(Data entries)
[BEGIN]

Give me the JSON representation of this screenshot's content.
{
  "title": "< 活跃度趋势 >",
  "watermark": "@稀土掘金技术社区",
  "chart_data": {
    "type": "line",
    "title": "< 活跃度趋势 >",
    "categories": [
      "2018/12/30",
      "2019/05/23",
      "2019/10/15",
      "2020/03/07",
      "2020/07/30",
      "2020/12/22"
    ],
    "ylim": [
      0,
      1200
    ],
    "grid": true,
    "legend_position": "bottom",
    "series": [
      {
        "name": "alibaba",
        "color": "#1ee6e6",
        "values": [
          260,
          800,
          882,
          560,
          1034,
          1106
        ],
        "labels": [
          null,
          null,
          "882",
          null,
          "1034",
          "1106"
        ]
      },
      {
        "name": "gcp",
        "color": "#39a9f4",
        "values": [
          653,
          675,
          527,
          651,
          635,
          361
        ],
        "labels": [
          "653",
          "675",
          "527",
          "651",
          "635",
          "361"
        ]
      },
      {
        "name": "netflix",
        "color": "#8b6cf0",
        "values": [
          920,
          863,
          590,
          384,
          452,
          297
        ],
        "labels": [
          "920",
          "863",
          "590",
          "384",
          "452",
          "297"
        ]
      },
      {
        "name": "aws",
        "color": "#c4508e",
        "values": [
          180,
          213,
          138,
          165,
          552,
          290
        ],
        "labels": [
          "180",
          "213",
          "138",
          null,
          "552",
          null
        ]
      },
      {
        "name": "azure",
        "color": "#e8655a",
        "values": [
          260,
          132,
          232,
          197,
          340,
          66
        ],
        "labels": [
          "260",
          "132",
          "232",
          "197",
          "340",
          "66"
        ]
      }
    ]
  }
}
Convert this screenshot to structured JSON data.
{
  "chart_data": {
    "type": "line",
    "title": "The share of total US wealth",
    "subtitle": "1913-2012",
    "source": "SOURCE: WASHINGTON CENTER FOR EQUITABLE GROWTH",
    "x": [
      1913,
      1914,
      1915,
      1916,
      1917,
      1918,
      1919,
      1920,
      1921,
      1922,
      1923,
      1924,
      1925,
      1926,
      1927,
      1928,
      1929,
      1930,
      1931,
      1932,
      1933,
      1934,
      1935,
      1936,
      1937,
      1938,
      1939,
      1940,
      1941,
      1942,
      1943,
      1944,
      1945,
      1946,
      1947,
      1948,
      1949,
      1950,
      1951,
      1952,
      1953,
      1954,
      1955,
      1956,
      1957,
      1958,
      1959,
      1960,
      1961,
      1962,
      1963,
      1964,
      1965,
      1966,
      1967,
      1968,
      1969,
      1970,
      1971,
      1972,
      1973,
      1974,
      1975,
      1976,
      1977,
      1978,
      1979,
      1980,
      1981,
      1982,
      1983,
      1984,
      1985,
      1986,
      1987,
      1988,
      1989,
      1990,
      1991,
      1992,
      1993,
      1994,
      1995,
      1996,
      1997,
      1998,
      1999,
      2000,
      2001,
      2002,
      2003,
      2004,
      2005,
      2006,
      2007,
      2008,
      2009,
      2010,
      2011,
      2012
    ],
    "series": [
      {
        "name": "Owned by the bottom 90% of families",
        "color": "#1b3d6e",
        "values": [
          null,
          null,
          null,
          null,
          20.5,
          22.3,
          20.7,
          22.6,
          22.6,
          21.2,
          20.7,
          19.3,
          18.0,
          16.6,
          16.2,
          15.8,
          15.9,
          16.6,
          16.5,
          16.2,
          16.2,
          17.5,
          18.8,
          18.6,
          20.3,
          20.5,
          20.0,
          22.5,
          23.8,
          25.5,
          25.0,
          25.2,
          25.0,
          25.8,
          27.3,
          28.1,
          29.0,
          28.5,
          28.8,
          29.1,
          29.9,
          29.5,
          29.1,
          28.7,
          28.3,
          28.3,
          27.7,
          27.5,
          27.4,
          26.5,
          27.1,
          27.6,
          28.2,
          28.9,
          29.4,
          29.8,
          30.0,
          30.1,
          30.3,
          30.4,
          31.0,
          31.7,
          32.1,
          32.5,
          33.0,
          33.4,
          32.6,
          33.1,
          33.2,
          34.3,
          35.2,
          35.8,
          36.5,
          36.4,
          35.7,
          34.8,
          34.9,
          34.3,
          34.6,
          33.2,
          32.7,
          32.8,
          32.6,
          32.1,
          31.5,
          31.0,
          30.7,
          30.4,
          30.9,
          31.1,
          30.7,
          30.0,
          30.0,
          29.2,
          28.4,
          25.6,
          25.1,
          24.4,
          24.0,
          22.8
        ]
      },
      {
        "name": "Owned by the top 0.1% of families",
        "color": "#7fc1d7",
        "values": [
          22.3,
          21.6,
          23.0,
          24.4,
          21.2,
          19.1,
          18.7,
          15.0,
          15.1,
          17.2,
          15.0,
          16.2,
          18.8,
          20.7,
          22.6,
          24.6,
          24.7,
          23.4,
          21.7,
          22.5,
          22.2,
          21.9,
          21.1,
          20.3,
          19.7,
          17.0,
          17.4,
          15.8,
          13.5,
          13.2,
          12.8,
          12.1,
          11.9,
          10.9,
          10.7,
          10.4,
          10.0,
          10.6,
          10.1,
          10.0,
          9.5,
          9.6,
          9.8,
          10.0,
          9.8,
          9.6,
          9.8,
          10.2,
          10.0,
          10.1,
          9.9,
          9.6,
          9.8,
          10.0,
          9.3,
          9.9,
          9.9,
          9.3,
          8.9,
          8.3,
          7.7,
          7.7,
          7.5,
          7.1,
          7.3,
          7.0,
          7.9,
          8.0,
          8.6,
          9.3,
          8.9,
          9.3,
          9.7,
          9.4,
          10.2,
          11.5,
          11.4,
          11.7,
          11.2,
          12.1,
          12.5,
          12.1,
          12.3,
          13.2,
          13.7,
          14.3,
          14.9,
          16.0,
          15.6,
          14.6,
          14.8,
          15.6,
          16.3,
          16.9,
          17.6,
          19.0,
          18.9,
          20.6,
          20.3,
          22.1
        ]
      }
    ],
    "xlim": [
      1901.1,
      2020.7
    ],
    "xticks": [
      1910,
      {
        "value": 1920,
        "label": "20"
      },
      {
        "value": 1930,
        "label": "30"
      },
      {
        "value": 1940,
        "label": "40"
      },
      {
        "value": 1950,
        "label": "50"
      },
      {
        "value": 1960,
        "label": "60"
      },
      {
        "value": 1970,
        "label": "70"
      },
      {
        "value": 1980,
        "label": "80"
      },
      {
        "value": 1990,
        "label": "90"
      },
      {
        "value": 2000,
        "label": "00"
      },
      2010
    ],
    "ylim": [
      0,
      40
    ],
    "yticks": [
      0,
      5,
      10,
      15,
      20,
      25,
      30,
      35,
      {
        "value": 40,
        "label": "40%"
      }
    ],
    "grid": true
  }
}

[END]

**What is expected**.
Extract every line containing the string "JSON" from the data above.

**Answer for the task**.
Give me the JSON representation of this screenshot's content.
Convert this screenshot to structured JSON data.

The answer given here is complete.